+++ Exercise material +++
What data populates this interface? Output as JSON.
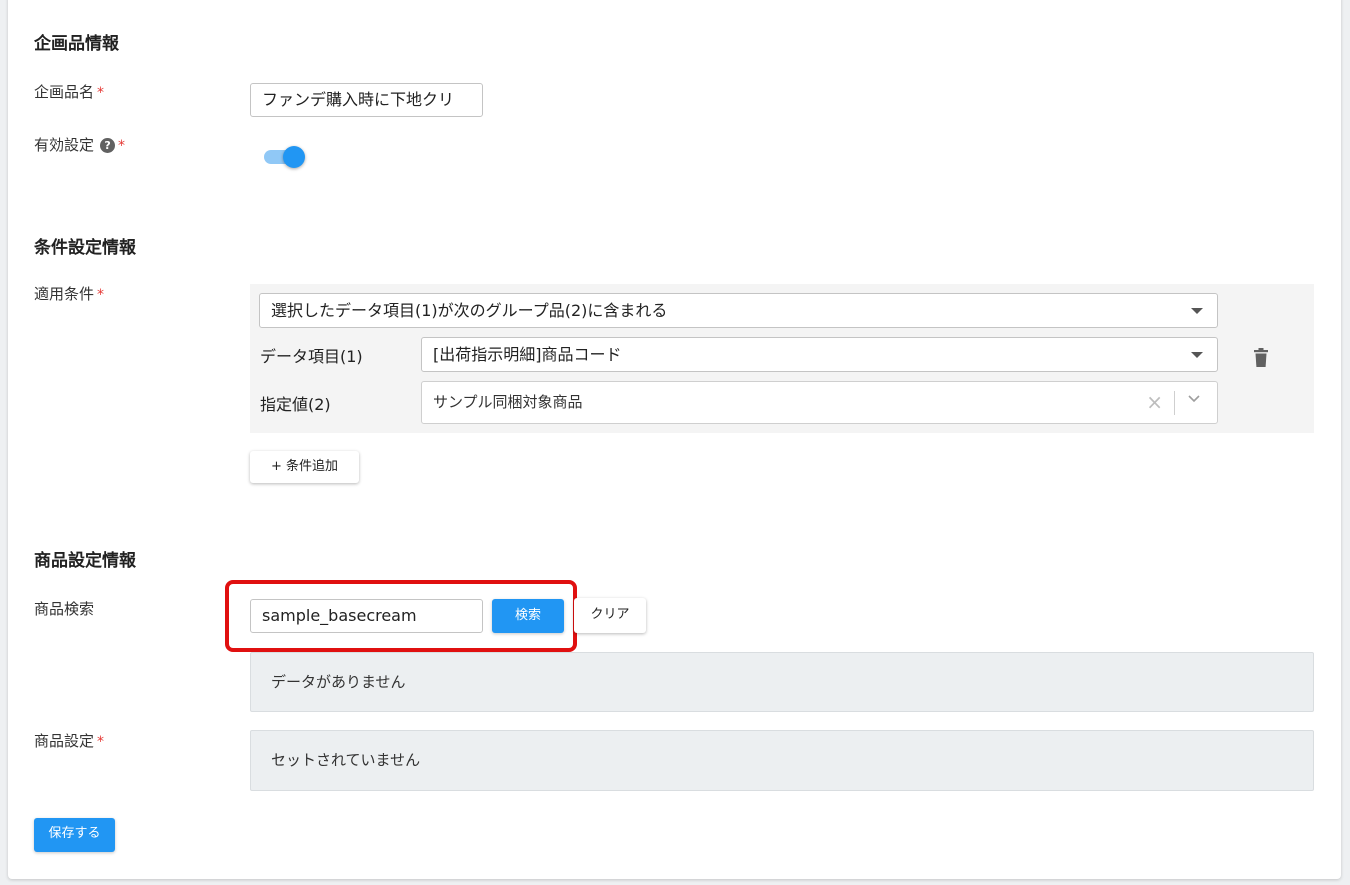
{
  "sections": {
    "plan": {
      "title": "企画品情報",
      "name_label": "企画品名",
      "name_value": "ファンデ購入時に下地クリ",
      "enabled_label": "有効設定",
      "help_glyph": "?",
      "required_mark": "*",
      "enabled_on": true
    },
    "conditions": {
      "title": "条件設定情報",
      "apply_label": "適用条件",
      "rule_select": "選択したデータ項目(1)が次のグループ品(2)に含まれる",
      "data_item_label": "データ項目(1)",
      "data_item_value": "[出荷指示明細]商品コード",
      "specified_label": "指定値(2)",
      "specified_value": "サンプル同梱対象商品",
      "clear_glyph": "×",
      "add_button": "+ 条件追加"
    },
    "products": {
      "title": "商品設定情報",
      "search_label": "商品検索",
      "search_value": "sample_basecream",
      "search_button": "検索",
      "clear_button": "クリア",
      "no_data": "データがありません",
      "setting_label": "商品設定",
      "not_set": "セットされていません"
    }
  },
  "footer": {
    "save_button": "保存する"
  },
  "colors": {
    "primary": "#2196f3",
    "required": "#e53935",
    "highlight": "#e01010"
  },
  "icons": {
    "help": "help-circle-icon",
    "trash": "trash-icon",
    "chevron": "chevron-down-icon",
    "caret": "caret-down-icon",
    "clear": "close-icon"
  }
}
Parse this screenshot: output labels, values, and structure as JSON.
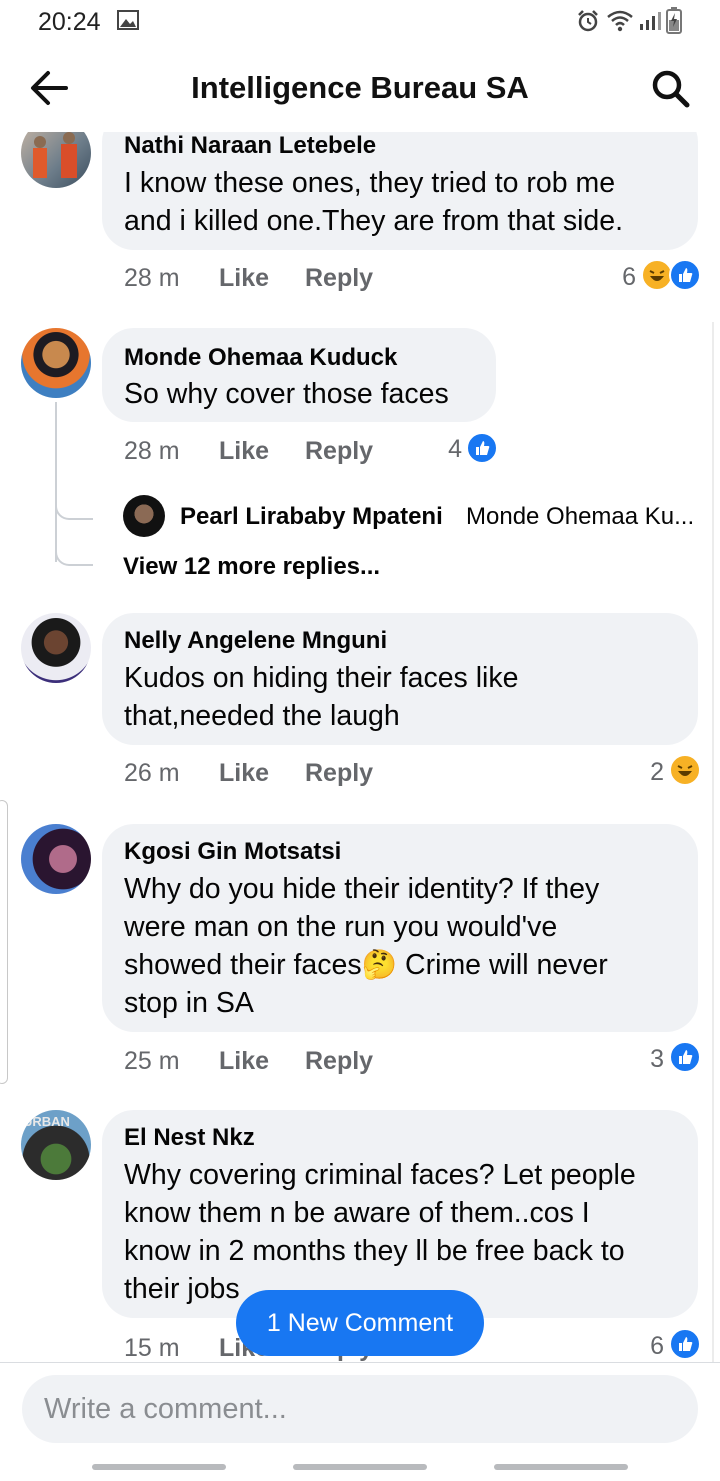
{
  "status_bar": {
    "time": "20:24"
  },
  "header": {
    "title": "Intelligence Bureau SA"
  },
  "comments": [
    {
      "name": "Nathi Naraan Letebele",
      "lines": [
        "I know these ones, they tried to rob me",
        "and i killed one.They are from that side."
      ],
      "time": "28 m",
      "like": "Like",
      "reply": "Reply",
      "reaction_count": "6",
      "reactions": [
        "haha-icon",
        "like-icon"
      ]
    },
    {
      "name": "Monde Ohemaa Kuduck",
      "lines": [
        "So why cover those faces"
      ],
      "time": "28 m",
      "like": "Like",
      "reply": "Reply",
      "reaction_count": "4",
      "reactions": [
        "like-icon"
      ],
      "reply_preview": {
        "name": "Pearl Lirababy Mpateni",
        "text": "Monde Ohemaa Ku..."
      },
      "view_more": "View 12 more replies..."
    },
    {
      "name": "Nelly Angelene Mnguni",
      "lines": [
        "Kudos on hiding their faces like",
        "that,needed the laugh"
      ],
      "time": "26 m",
      "like": "Like",
      "reply": "Reply",
      "reaction_count": "2",
      "reactions": [
        "haha-icon"
      ]
    },
    {
      "name": "Kgosi Gin Motsatsi",
      "lines": [
        "Why do you hide their identity? If they",
        "were man on the run you would've",
        "showed their faces🤔 Crime will never",
        "stop in SA"
      ],
      "time": "25 m",
      "like": "Like",
      "reply": "Reply",
      "reaction_count": "3",
      "reactions": [
        "like-icon"
      ]
    },
    {
      "name": "El Nest Nkz",
      "lines": [
        "Why covering criminal faces? Let people",
        "know them n be aware of them..cos I",
        "know in 2 months they ll be free back to",
        "their jobs"
      ],
      "time": "15 m",
      "like": "Like",
      "reply": "Reply",
      "reaction_count": "6",
      "reactions": [
        "like-icon"
      ],
      "avatar_text": "URBAN"
    }
  ],
  "new_comment_button": "1 New Comment",
  "composer": {
    "placeholder": "Write a comment..."
  },
  "colors": {
    "accent": "#1877f2",
    "bubble": "#f0f2f5",
    "meta": "#65676b",
    "haha": "#f7b125"
  }
}
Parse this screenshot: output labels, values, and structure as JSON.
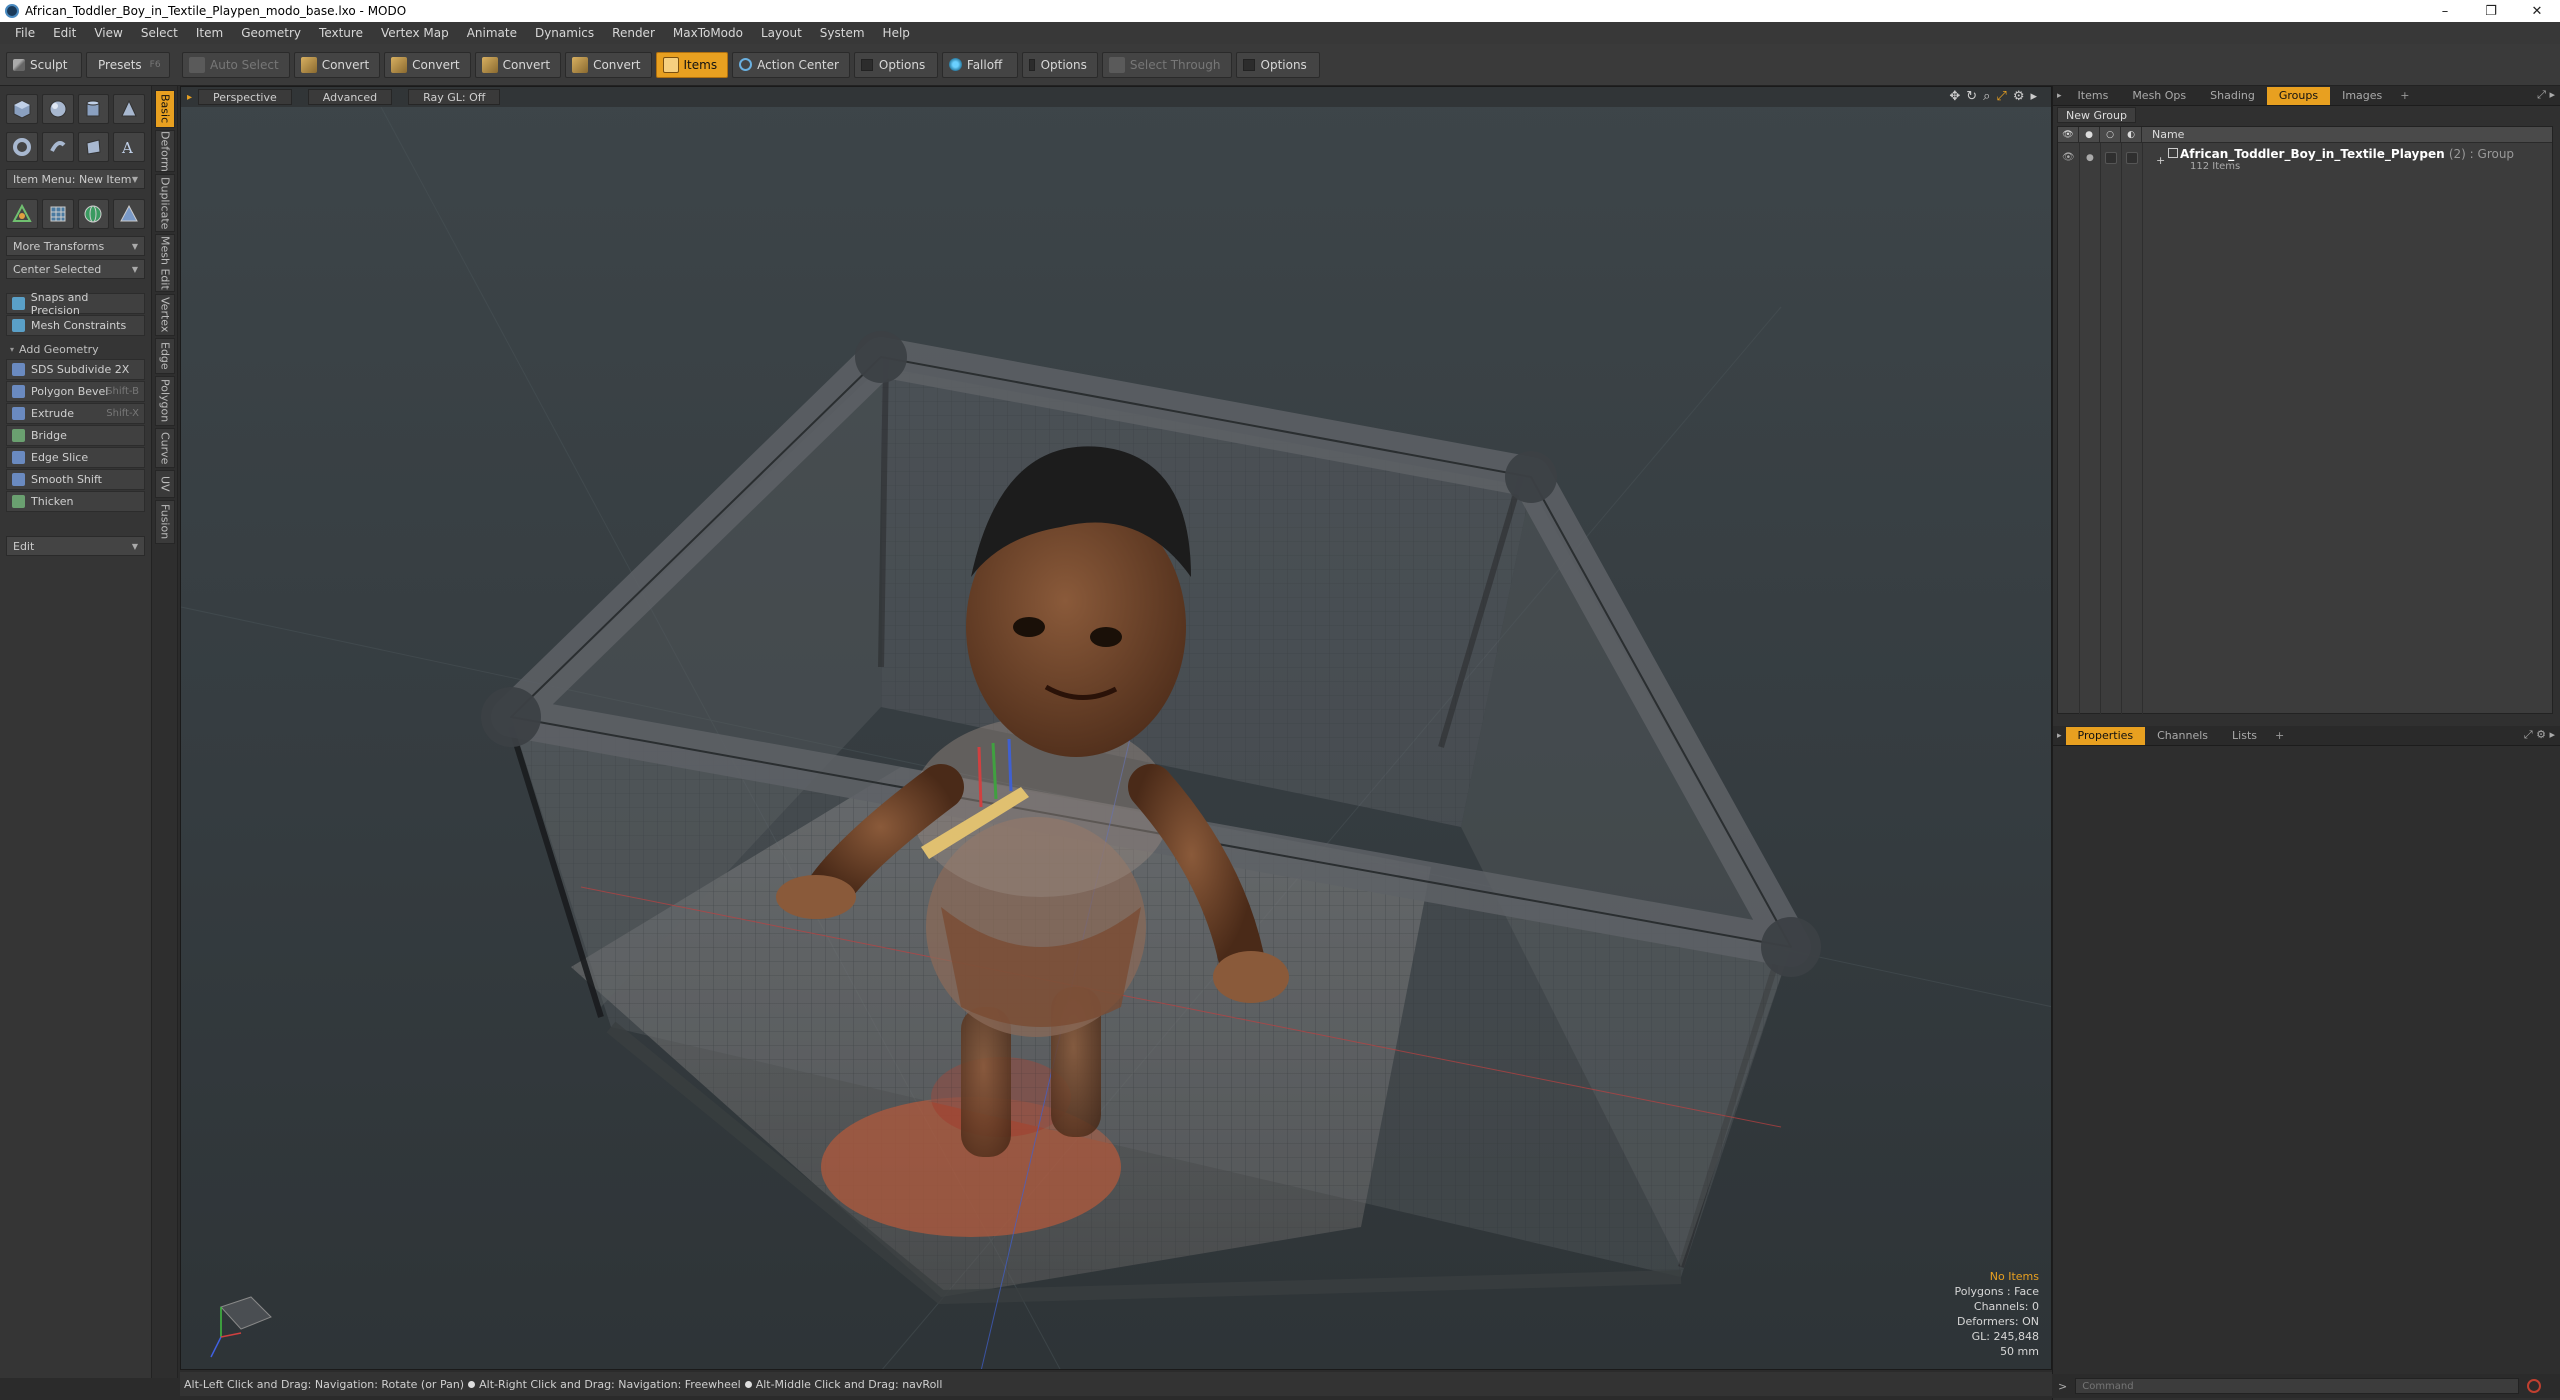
+++
→ **Given request**
Copy the data character for character, but drop all pictures from the copy.

→ **Solution to the problem**
What data populates this interface? Output as JSON.
{
  "sections": {
    "plan": {
      "title": "企画品情報",
      "name_label": "企画品名",
      "name_value": "ファンデ購入時に下地クリ",
      "enabled_label": "有効設定",
      "help_glyph": "?",
      "required_mark": "*",
      "enabled_on": true
    },
    "conditions": {
      "title": "条件設定情報",
      "apply_label": "適用条件",
      "rule_select": "選択したデータ項目(1)が次のグループ品(2)に含まれる",
      "data_item_label": "データ項目(1)",
      "data_item_value": "[出荷指示明細]商品コード",
      "specified_label": "指定値(2)",
      "specified_value": "サンプル同梱対象商品",
      "clear_glyph": "×",
      "add_button": "+ 条件追加"
    },
    "products": {
      "title": "商品設定情報",
      "search_label": "商品検索",
      "search_value": "sample_basecream",
      "search_button": "検索",
      "clear_button": "クリア",
      "no_data": "データがありません",
      "setting_label": "商品設定",
      "not_set": "セットされていません"
    }
  },
  "footer": {
    "save_button": "保存する"
  },
  "colors": {
    "primary": "#2196f3",
    "required": "#e53935",
    "highlight": "#e01010"
  },
  "icons": {
    "help": "help-circle-icon",
    "trash": "trash-icon",
    "chevron": "chevron-down-icon",
    "caret": "caret-down-icon",
    "clear": "close-icon"
  }
}
Parse this screenshot: output labels, values, and structure as JSON.
{
  "status_bar": {
    "time": "20:24"
  },
  "header": {
    "title": "Intelligence Bureau SA"
  },
  "comments": [
    {
      "name": "Nathi Naraan Letebele",
      "lines": [
        "I know these ones, they tried to rob me",
        "and i killed one.They are from that side."
      ],
      "time": "28 m",
      "like": "Like",
      "reply": "Reply",
      "reaction_count": "6",
      "reactions": [
        "haha-icon",
        "like-icon"
      ]
    },
    {
      "name": "Monde Ohemaa Kuduck",
      "lines": [
        "So why cover those faces"
      ],
      "time": "28 m",
      "like": "Like",
      "reply": "Reply",
      "reaction_count": "4",
      "reactions": [
        "like-icon"
      ],
      "reply_preview": {
        "name": "Pearl Lirababy Mpateni",
        "text": "Monde Ohemaa Ku..."
      },
      "view_more": "View 12 more replies..."
    },
    {
      "name": "Nelly Angelene Mnguni",
      "lines": [
        "Kudos on hiding their faces like",
        "that,needed the laugh"
      ],
      "time": "26 m",
      "like": "Like",
      "reply": "Reply",
      "reaction_count": "2",
      "reactions": [
        "haha-icon"
      ]
    },
    {
      "name": "Kgosi Gin Motsatsi",
      "lines": [
        "Why do you hide their identity? If they",
        "were man on the run you would've",
        "showed their faces🤔 Crime will never",
        "stop in SA"
      ],
      "time": "25 m",
      "like": "Like",
      "reply": "Reply",
      "reaction_count": "3",
      "reactions": [
        "like-icon"
      ]
    },
    {
      "name": "El Nest Nkz",
      "lines": [
        "Why covering criminal faces? Let people",
        "know them n be aware of them..cos I",
        "know in 2 months they ll be free back to",
        "their jobs"
      ],
      "time": "15 m",
      "like": "Like",
      "reply": "Reply",
      "reaction_count": "6",
      "reactions": [
        "like-icon"
      ],
      "avatar_text": "URBAN"
    }
  ],
  "new_comment_button": "1 New Comment",
  "composer": {
    "placeholder": "Write a comment..."
  },
  "colors": {
    "accent": "#1877f2",
    "bubble": "#f0f2f5",
    "meta": "#65676b",
    "haha": "#f7b125"
  }
}
Parse this screenshot: output labels, values, and structure as JSON.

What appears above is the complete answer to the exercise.